▸ Page:
———

I intend to take over the Bacula package.  I would first like to say
thanks to Jose Luis Tallon for initially packaging it for Debian and
maintaining it for these years.

A brief history of why I intend to do this:

 * Bacula has had RC bugs open for more than a year.  It was removed
   from testing several months ago because of this.

 * Bacula's current maintainer is not a Debian Developer and has been
   in NM since 2003.

 * Bacula as it currently exists in sid is unbuildable and
   uninstallable.  Bacula will not be present in etch unless significant
   problems are fixed.

 * The last upload for Bacula was almost a year ago.

 * The maintainer has repeatedly, over the last year, said he's working
   on this but hasn't made much real progress, and has made no upload to
   Debian.

 * Several additional critical-level or grave-level unreported bugs
   exist in the bacula Debian source tree (such as stopping database servers
   without permission and deleting files un-owned by a particular
   package)

 * There are various policy compliance issues with the current packages.

 * The current maintainer does respond to pings, but has a long record
   of problems getting bugs (even RC bugs) fixed in a timely fashion.
 
I have already prepared an NMU that fixes 22 bugs, including all four RC
bugs.  I have tagged those bugs as pending.  This release is currently
sitting in NEW.  I also prepared subsequent NMUs that fix critical, but
unreported, bugs in the Debian Bacula packages.

———

▸ Material:
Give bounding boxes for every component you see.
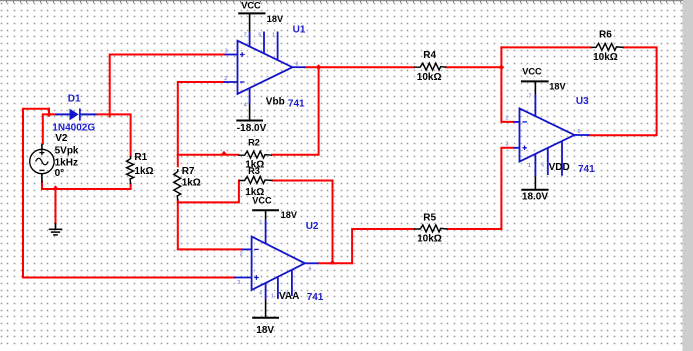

———

▸ What is asked:
1) Write out the portion of the Bacula package message between "I intend to take" and "for these years.", inclusive.
2) Pick up the message about taking over the Bacula package from the point where it stops.
The data has no connection to the text.

▸ Expected results:
1)
I intend to take over the Bacula package.  I would first like to say
thanks to Jose Luis Tallon for initially packaging it for Debian and
maintaining it for these years.

2)
Fixing the rest of the problems with Bacula requires a level of work
that is not really appropriate for an NMU.  I have discussed the
situation with Jose's AM, Stephen Frost, who encouraged me to hijack the
package.  I have also discussed the situation on #debian-devel, and
consensus there seemed to be that a hijack was warranted.

Finally, I should add that we intend to use Bacula at my workplace and
have made the fixes already made to Bacula as part of my job.  We will
be using it in a production environment, and I do not want to do that
until I can trust the Bacula packages to work right.  We will be backing
up 2-5TB of data across Debian, AIX, and Windows servers to a 48-tape
LTO3 library.  In short, I will be maintaining working Bacula packages
anyway, and I might as well upload them to Debian.

I also e-mailed Jose about the situation, offering to adopt Bacula, on
April 27, but have not yet received a reply to that message.